• [Set problem]: In the entries below, find the lines with the word "περὶ" and copy them.

• [Records shown]:
================================

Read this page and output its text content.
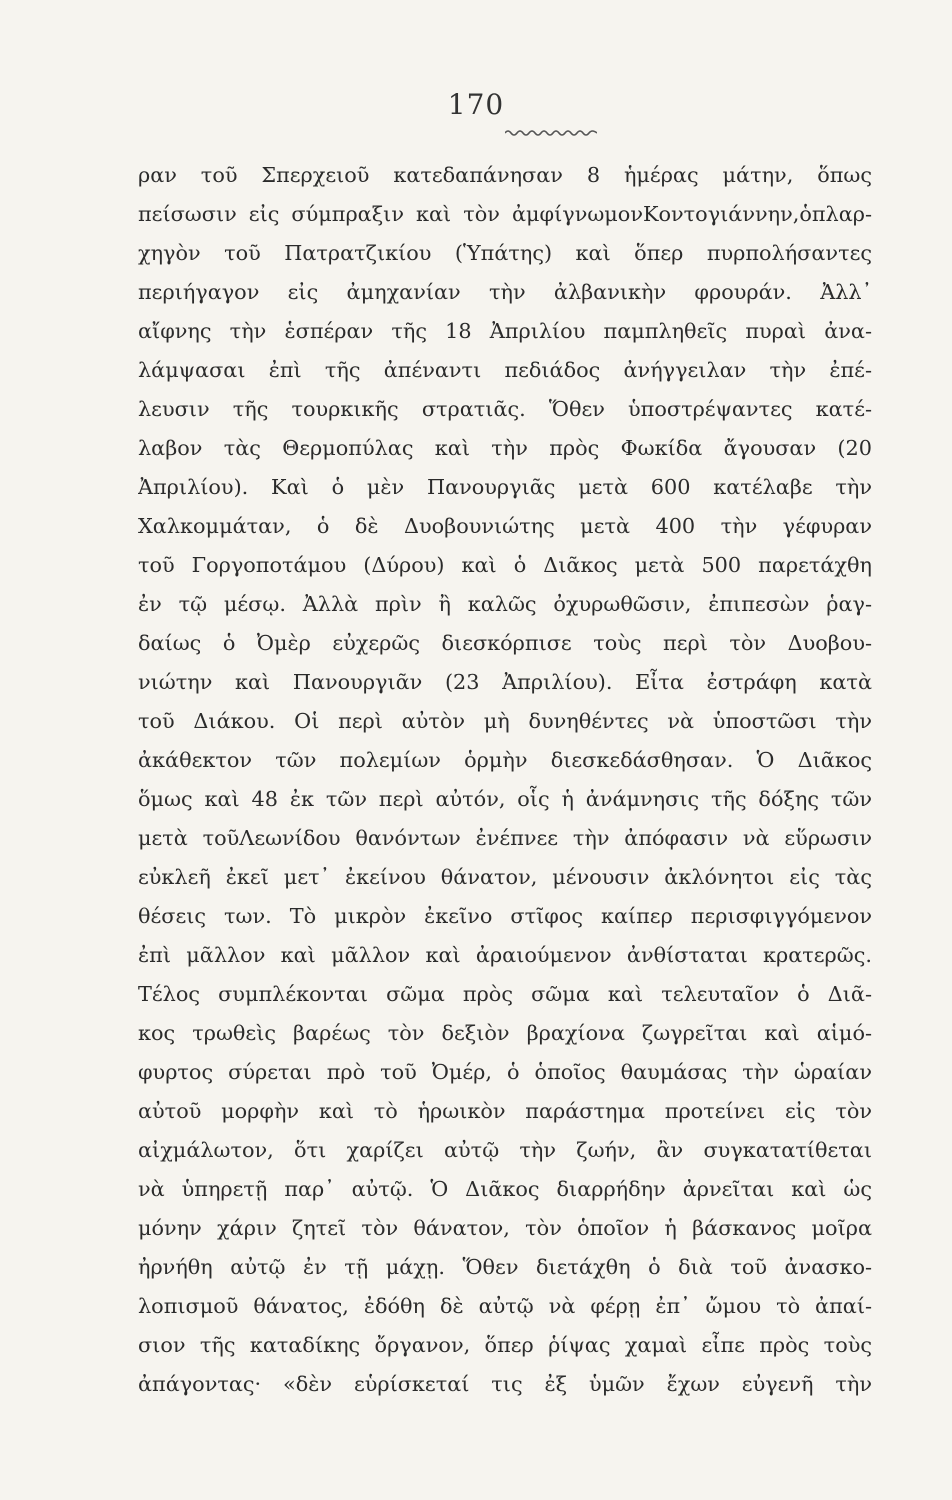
170
ραν τοῦ Σπερχειοῦ κατεδαπάνησαν 8 ἡμέρας μάτην, ὅπως
πείσωσιν εἰς σύμπραξιν καὶ τὸν ἀμφίγνωμονΚοντογιάννην,ὁπλαρ-
χηγὸν τοῦ Πατρατζικίου (Ὑπάτης) καὶ ὅπερ πυρπολήσαντες
περιήγαγον εἰς ἀμηχανίαν τὴν ἀλβανικὴν φρουράν. Ἀλλ᾽
αἴφνης τὴν ἑσπέραν τῆς 18 Ἀπριλίου παμπληθεῖς πυραὶ ἀνα-
λάμψασαι ἐπὶ τῆς ἀπέναντι πεδιάδος ἀνήγγειλαν τὴν ἐπέ-
λευσιν τῆς τουρκικῆς στρατιᾶς. Ὅθεν ὑποστρέψαντες κατέ-
λαβον τὰς Θερμοπύλας καὶ τὴν πρὸς Φωκίδα ἄγουσαν (20
Ἀπριλίου). Καὶ ὁ μὲν Πανουργιᾶς μετὰ 600 κατέλαβε τὴν
Χαλκομμάταν, ὁ δὲ Δυοβουνιώτης μετὰ 400 τὴν γέφυραν
τοῦ Γοργοποτάμου (Δύρου) καὶ ὁ Διᾶκος μετὰ 500 παρετάχθη
ἐν τῷ μέσῳ. Ἀλλὰ πρὶν ἢ καλῶς ὀχυρωθῶσιν, ἐπιπεσὼν ῥαγ-
δαίως ὁ Ὀμὲρ εὐχερῶς διεσκόρπισε τοὺς περὶ τὸν Δυοβου-
νιώτην καὶ Πανουργιᾶν (23 Ἀπριλίου). Εἶτα ἐστράφη κατὰ
τοῦ Διάκου. Οἱ περὶ αὐτὸν μὴ δυνηθέντες νὰ ὑποστῶσι τὴν
ἀκάθεκτον τῶν πολεμίων ὁρμὴν διεσκεδάσθησαν. Ὁ Διᾶκος
ὅμως καὶ 48 ἐκ τῶν περὶ αὐτόν, οἷς ἡ ἀνάμνησις τῆς δόξης τῶν
μετὰ τοῦΛεωνίδου θανόντων ἐνέπνεε τὴν ἀπόφασιν νὰ εὕρωσιν
εὐκλεῆ ἐκεῖ μετ᾽ ἐκείνου θάνατον, μένουσιν ἀκλόνητοι εἰς τὰς
θέσεις των. Τὸ μικρὸν ἐκεῖνο στῖφος καίπερ περισφιγγόμενον
ἐπὶ μᾶλλον καὶ μᾶλλον καὶ ἀραιούμενον ἀνθίσταται κρατερῶς.
Τέλος συμπλέκονται σῶμα πρὸς σῶμα καὶ τελευταῖον ὁ Διᾶ-
κος τρωθεὶς βαρέως τὸν δεξιὸν βραχίονα ζωγρεῖται καὶ αἱμό-
φυρτος σύρεται πρὸ τοῦ Ὀμέρ, ὁ ὁποῖος θαυμάσας τὴν ὡραίαν
αὐτοῦ μορφὴν καὶ τὸ ἡρωικὸν παράστημα προτείνει εἰς τὸν
αἰχμάλωτον, ὅτι χαρίζει αὐτῷ τὴν ζωήν, ἂν συγκατατίθεται
νὰ ὑπηρετῇ παρ᾽ αὐτῷ. Ὁ Διᾶκος διαρρήδην ἀρνεῖται καὶ ὡς
μόνην χάριν ζητεῖ τὸν θάνατον, τὸν ὁποῖον ἡ βάσκανος μοῖρα
ἠρνήθη αὐτῷ ἐν τῇ μάχῃ. Ὅθεν διετάχθη ὁ διὰ τοῦ ἀνασκο-
λοπισμοῦ θάνατος, ἐδόθη δὲ αὐτῷ νὰ φέρῃ ἐπ᾽ ὤμου τὸ ἀπαί-
σιον τῆς καταδίκης ὄργανον, ὅπερ ῥίψας χαμαὶ εἶπε πρὸς τοὺς
ἀπάγοντας· «δὲν εὑρίσκεταί τις ἐξ ὑμῶν ἔχων εὐγενῆ τὴν
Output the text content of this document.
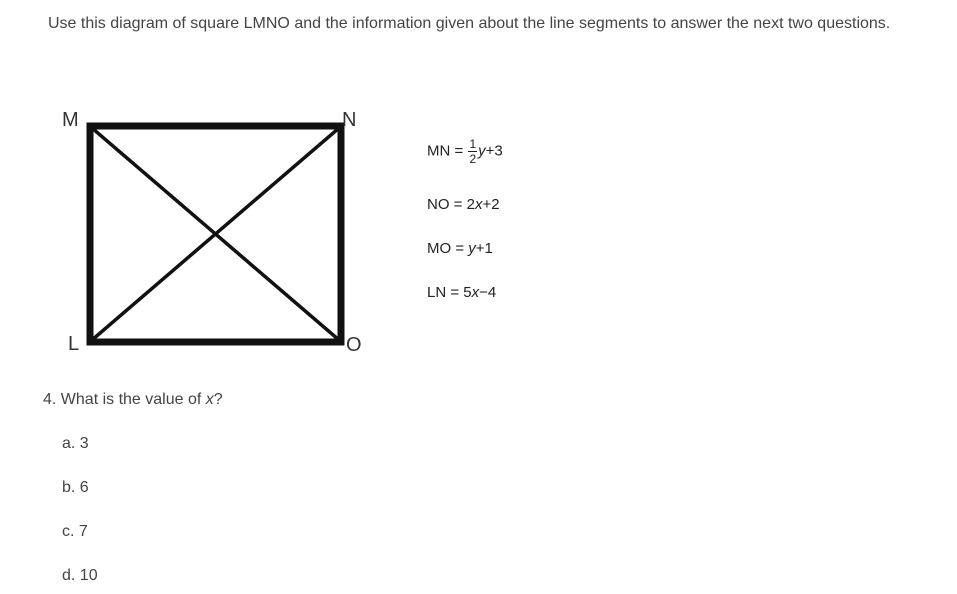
Use this diagram of square LMNO and the information given about the line segments to answer the next two questions.
M	N
L	O
MN = $\frac{1}{2} y+3$
NO = 2x+2
MO = y+1
LN = 5x−4
4. What is the value of x?
a. 3
b. 6
c. 7
d. 10
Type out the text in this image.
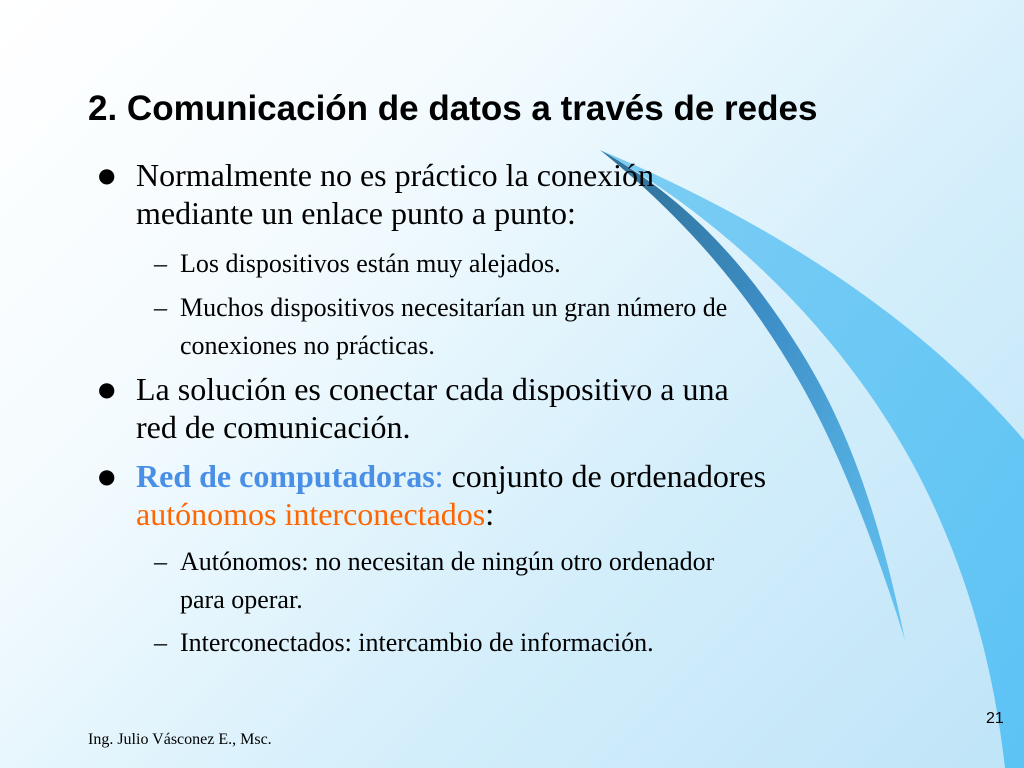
2. Comunicación de datos a través de redes

● Normalmente no es práctico la conexión
mediante un enlace punto a punto:

– Los dispositivos están muy alejados.

– Muchos dispositivos necesitarían un gran número de
conexiones no prácticas.

● La solución es conectar cada dispositivo a una
red de comunicación.

● Red de computadoras: conjunto de ordenadores
autónomos interconectados:

– Autónomos: no necesitan de ningún otro ordenador
para operar.

– Interconectados: intercambio de información.

Ing. Julio Vásconez E., Msc.
21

================================

• [Correct answer]:
δαίως ὁ Ὀμὲρ εὐχερῶς διεσκόρπισε τοὺς περὶ τὸν Δυοβου-
τοῦ Διάκου. Οἱ περὶ αὐτὸν μὴ δυνηθέντες νὰ ὑποστῶσι τὴν
ὅμως καὶ 48 ἐκ τῶν περὶ αὐτόν, οἷς ἡ ἀνάμνησις τῆς δόξης τῶν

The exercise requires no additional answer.